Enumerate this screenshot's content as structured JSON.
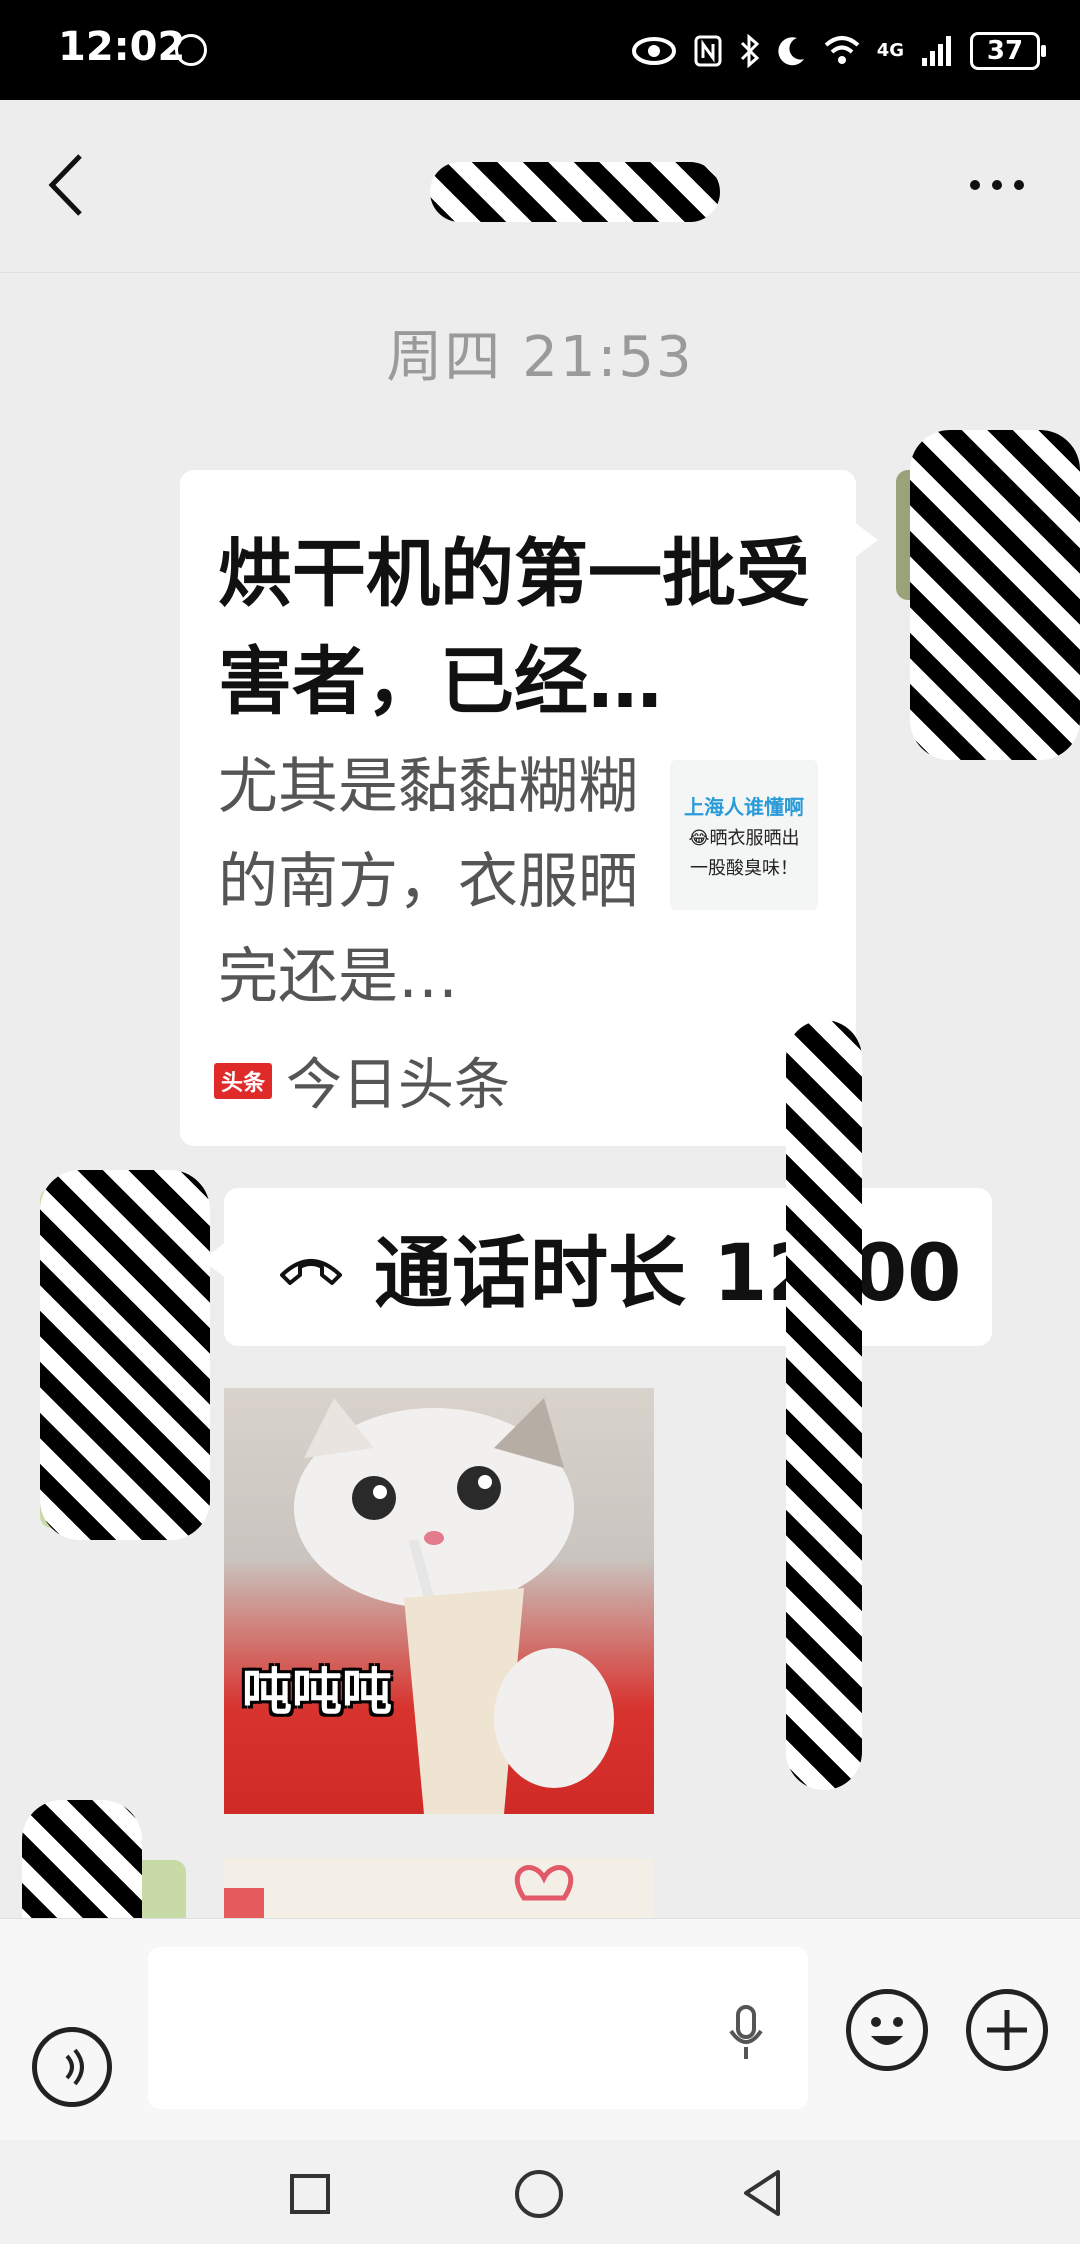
{
  "status_bar": {
    "time": "12:02",
    "network": "4G",
    "battery": "37"
  },
  "chat": {
    "timestamp": "周四 21:53"
  },
  "link_card": {
    "title": "烘干机的第一批受害者，已经…",
    "description": "尤其是黏黏糊糊的南方，衣服晒完还是…",
    "thumb_line1": "上海人谁懂啊",
    "thumb_line2": "😂晒衣服晒出",
    "thumb_line3": "一股酸臭味！",
    "source_badge": "头条",
    "source_name": "今日头条"
  },
  "call_bubble": {
    "text": "通话时长 12:00"
  },
  "sticker": {
    "caption": "吨吨吨"
  },
  "icons": {
    "back": "chevron-left-icon",
    "more": "more-icon",
    "call": "phone-hangup-icon",
    "voice": "voice-icon",
    "mic": "microphone-icon",
    "emoji": "emoji-icon",
    "plus": "plus-icon"
  }
}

---------------

What you return should match the records above word for word, minus the pictures.

Expected answer:
Enumerate this screenshot's content as structured JSON.
{
  "status_bar": {
    "time": "12:02",
    "network": "4G",
    "battery": "37"
  },
  "chat": {
    "timestamp": "周四 21:53"
  },
  "link_card": {
    "title": "烘干机的第一批受害者，已经…",
    "description": "尤其是黏黏糊糊的南方，衣服晒完还是…",
    "thumb_line1": "上海人谁懂啊",
    "thumb_line2": "😂晒衣服晒出",
    "thumb_line3": "一股酸臭味！",
    "source_badge": "头条",
    "source_name": "今日头条"
  },
  "call_bubble": {
    "text": "通话时长 12:00"
  },
  "sticker": {
    "caption": "吨吨吨"
  },
  "icons": {
    "back": "chevron-left-icon",
    "more": "more-icon",
    "call": "phone-hangup-icon",
    "voice": "voice-icon",
    "mic": "microphone-icon",
    "emoji": "emoji-icon",
    "plus": "plus-icon"
  }
}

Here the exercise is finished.